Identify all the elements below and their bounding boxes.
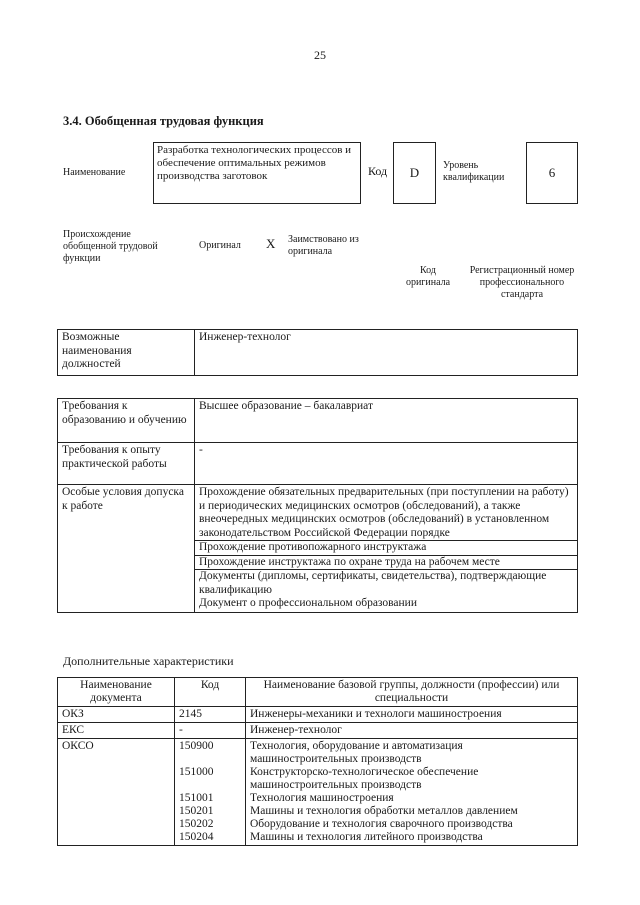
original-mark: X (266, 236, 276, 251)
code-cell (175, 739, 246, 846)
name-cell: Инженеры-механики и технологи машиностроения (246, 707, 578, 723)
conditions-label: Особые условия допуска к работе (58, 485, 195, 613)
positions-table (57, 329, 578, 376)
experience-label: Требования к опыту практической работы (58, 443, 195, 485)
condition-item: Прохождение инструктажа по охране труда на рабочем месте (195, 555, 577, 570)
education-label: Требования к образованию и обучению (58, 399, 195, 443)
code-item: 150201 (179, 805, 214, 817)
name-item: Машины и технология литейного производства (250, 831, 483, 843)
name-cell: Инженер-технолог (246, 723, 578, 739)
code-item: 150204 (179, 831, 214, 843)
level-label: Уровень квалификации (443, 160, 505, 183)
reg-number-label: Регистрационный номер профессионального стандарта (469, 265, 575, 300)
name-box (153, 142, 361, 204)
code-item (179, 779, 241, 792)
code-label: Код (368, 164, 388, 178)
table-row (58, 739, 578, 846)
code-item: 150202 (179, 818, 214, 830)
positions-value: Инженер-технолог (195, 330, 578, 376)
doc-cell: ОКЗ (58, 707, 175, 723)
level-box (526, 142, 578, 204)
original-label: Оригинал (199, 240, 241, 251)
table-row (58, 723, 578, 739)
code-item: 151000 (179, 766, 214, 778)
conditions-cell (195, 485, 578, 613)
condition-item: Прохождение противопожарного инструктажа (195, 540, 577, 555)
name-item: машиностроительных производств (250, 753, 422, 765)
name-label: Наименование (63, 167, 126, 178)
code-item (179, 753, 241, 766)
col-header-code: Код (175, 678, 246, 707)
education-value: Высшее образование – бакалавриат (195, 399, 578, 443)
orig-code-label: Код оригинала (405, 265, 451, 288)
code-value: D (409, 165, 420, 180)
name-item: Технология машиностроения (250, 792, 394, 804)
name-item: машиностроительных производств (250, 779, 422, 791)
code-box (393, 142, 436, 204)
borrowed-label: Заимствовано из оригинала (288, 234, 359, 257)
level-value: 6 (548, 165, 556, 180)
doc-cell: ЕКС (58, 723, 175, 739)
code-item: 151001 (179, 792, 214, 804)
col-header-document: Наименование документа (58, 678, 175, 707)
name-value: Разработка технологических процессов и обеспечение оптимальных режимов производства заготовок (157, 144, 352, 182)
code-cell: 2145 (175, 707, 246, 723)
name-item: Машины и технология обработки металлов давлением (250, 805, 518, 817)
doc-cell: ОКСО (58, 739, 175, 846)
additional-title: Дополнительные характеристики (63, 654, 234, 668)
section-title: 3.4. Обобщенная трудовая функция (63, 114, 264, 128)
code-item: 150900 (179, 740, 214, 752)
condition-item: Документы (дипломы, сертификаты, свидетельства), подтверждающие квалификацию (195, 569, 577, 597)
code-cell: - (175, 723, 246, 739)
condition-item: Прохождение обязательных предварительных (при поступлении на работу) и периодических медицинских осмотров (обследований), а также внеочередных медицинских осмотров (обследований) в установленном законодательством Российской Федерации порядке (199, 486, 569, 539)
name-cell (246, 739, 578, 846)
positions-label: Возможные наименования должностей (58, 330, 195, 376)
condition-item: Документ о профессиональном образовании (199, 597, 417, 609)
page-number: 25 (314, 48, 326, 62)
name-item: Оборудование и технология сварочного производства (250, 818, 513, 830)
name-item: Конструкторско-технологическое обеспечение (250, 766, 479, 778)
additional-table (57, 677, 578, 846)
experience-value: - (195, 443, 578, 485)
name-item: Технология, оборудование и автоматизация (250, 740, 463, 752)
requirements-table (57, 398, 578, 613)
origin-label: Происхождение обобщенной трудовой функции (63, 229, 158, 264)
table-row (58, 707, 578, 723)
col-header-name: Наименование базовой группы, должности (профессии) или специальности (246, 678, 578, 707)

━━━━━━━━━━

■ WORK TO BE COMPLETED ■
Lay out as a JSON list of strings, one string per row, the rows from the one that contains "original-mark: X (266, 236, 276, 251)" through the one that contains "code-item (179, 753, 241, 766)", both included. Leave out any blank rows.

■ RESULT OF THIS TASK ■
[
  "original-mark: X (266, 236, 276, 251)",
  "code-cell (175, 739, 246, 846)",
  "name-cell: Инженеры-механики и технологи машиностроения (246, 707, 578, 723)",
  "conditions-label: Особые условия допуска к работе (58, 485, 195, 613)",
  "positions-table (57, 329, 578, 376)",
  "experience-label: Требования к опыту практической работы (58, 443, 195, 485)",
  "condition-item: Прохождение инструктажа по охране труда на рабочем месте (195, 555, 577, 570)",
  "education-label: Требования к образованию и обучению (58, 399, 195, 443)",
  "code-item: 150201 (179, 805, 214, 817)",
  "name-item: Машины и технология литейного производства (250, 831, 483, 843)",
  "name-cell: Инженер-технолог (246, 723, 578, 739)",
  "code-item: 150204 (179, 831, 214, 843)",
  "level-label: Уровень квалификации (443, 160, 505, 183)",
  "reg-number-label: Регистрационный номер профессионального стандарта (469, 265, 575, 300)",
  "name-box (153, 142, 361, 204)",
  "code-item (179, 779, 241, 792)",
  "code-label: Код (368, 164, 388, 178)",
  "table-row (58, 739, 578, 846)",
  "code-item: 150202 (179, 818, 214, 830)",
  "positions-value: Инженер-технолог (195, 330, 578, 376)",
  "doc-cell: ОКЗ (58, 707, 175, 723)",
  "level-box (526, 142, 578, 204)",
  "original-label: Оригинал (199, 240, 241, 251)",
  "table-row (58, 723, 578, 739)",
  "code-item: 151000 (179, 766, 214, 778)",
  "conditions-cell (195, 485, 578, 613)",
  "condition-item: Прохождение противопожарного инструктажа (195, 540, 577, 555)",
  "name-item: машиностроительных производств (250, 753, 422, 765)",
  "name-label: Наименование (63, 167, 126, 178)",
  "code-item (179, 753, 241, 766)"
]